• [TASK TO COMPLETE]: Set down each line of the material that follows, exactly, with no pictures.
■ ■ ■ ■
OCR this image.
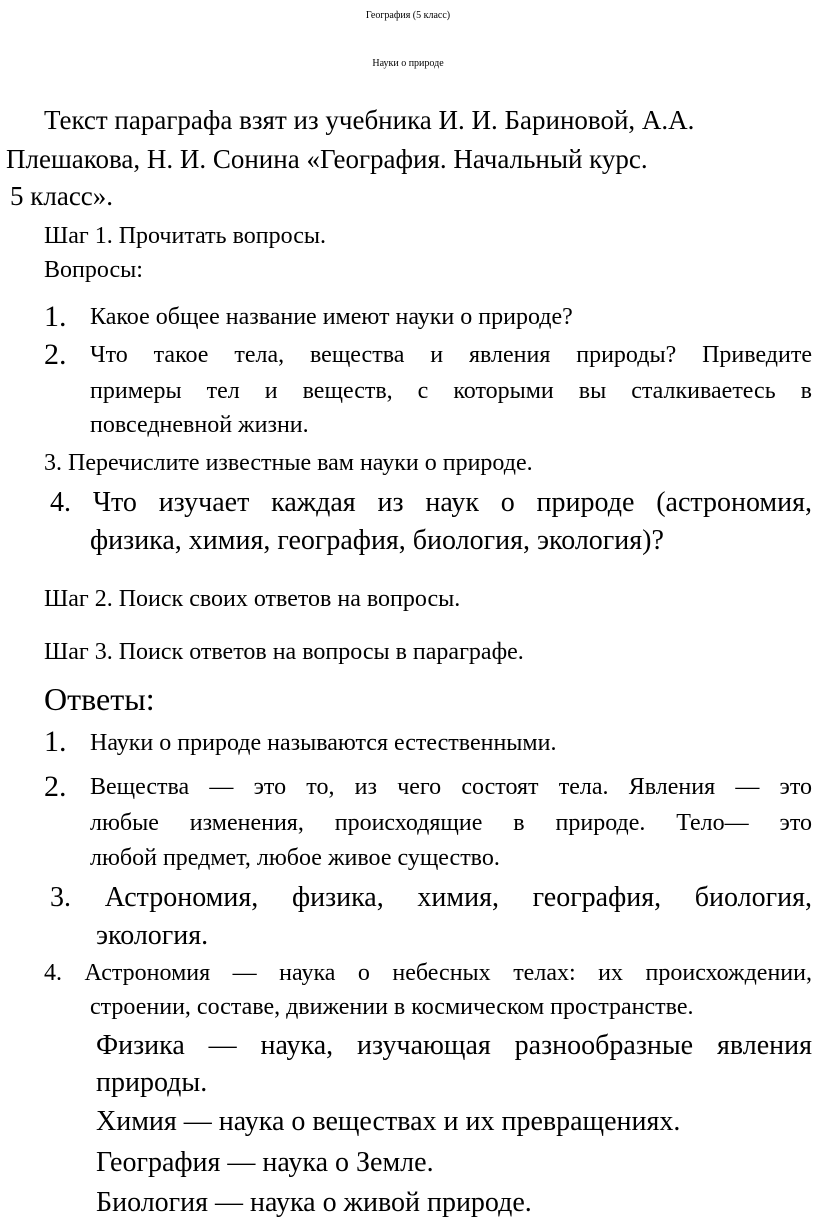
География (5 класс)
Науки о природе

Текст параграфа взят из учебника И. И. Бариновой, А.А.

Плешакова, Н. И. Сонина «География. Начальный курс.

5 класс».

Шаг 1. Прочитать вопросы.

Вопросы:

1. Какое общее название имеют науки о природе?

2. Что такое тела, вещества и явления природы? Приведите

примеры тел и веществ, с которыми вы сталкиваетесь в

повседневной жизни.

3. Перечислите известные вам науки о природе.

4. Что изучает каждая из наук о природе (астрономия,

физика, химия, география, биология, экология)?

Шаг 2. Поиск своих ответов на вопросы.

Шаг 3. Поиск ответов на вопросы в параграфе.

Ответы:

1. Науки о природе называются естественными.

2. Вещества — это то, из чего состоят тела. Явления — это

любые изменения, происходящие в природе. Тело— это

любой предмет, любое живое существо.

3. Астрономия, физика, химия, география, биология,

экология.

4. Астрономия — наука о небесных телах: их происхождении,

строении, составе, движении в космическом пространстве.

Физика — наука, изучающая разнообразные явления

природы.

Химия — наука о веществах и их превращениях.

География — наука о Земле.

Биология — наука о живой природе.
■ ■ ■ ■
• [REPLY]:
OCR this image.
География (5 класс)
Науки о природе

Текст параграфа взят из учебника И. И. Бариновой, А.А.

Плешакова, Н. И. Сонина «География. Начальный курс.

5 класс».

Шаг 1. Прочитать вопросы.

Вопросы:

1. Какое общее название имеют науки о природе?

2. Что такое тела, вещества и явления природы? Приведите

примеры тел и веществ, с которыми вы сталкиваетесь в

повседневной жизни.

3. Перечислите известные вам науки о природе.

4. Что изучает каждая из наук о природе (астрономия,

физика, химия, география, биология, экология)?

Шаг 2. Поиск своих ответов на вопросы.

Шаг 3. Поиск ответов на вопросы в параграфе.

Ответы:

1. Науки о природе называются естественными.

2. Вещества — это то, из чего состоят тела. Явления — это

любые изменения, происходящие в природе. Тело— это

любой предмет, любое живое существо.

3. Астрономия, физика, химия, география, биология,

экология.

4. Астрономия — наука о небесных телах: их происхождении,

строении, составе, движении в космическом пространстве.

Физика — наука, изучающая разнообразные явления

природы.

Химия — наука о веществах и их превращениях.

География — наука о Земле.

Биология — наука о живой природе.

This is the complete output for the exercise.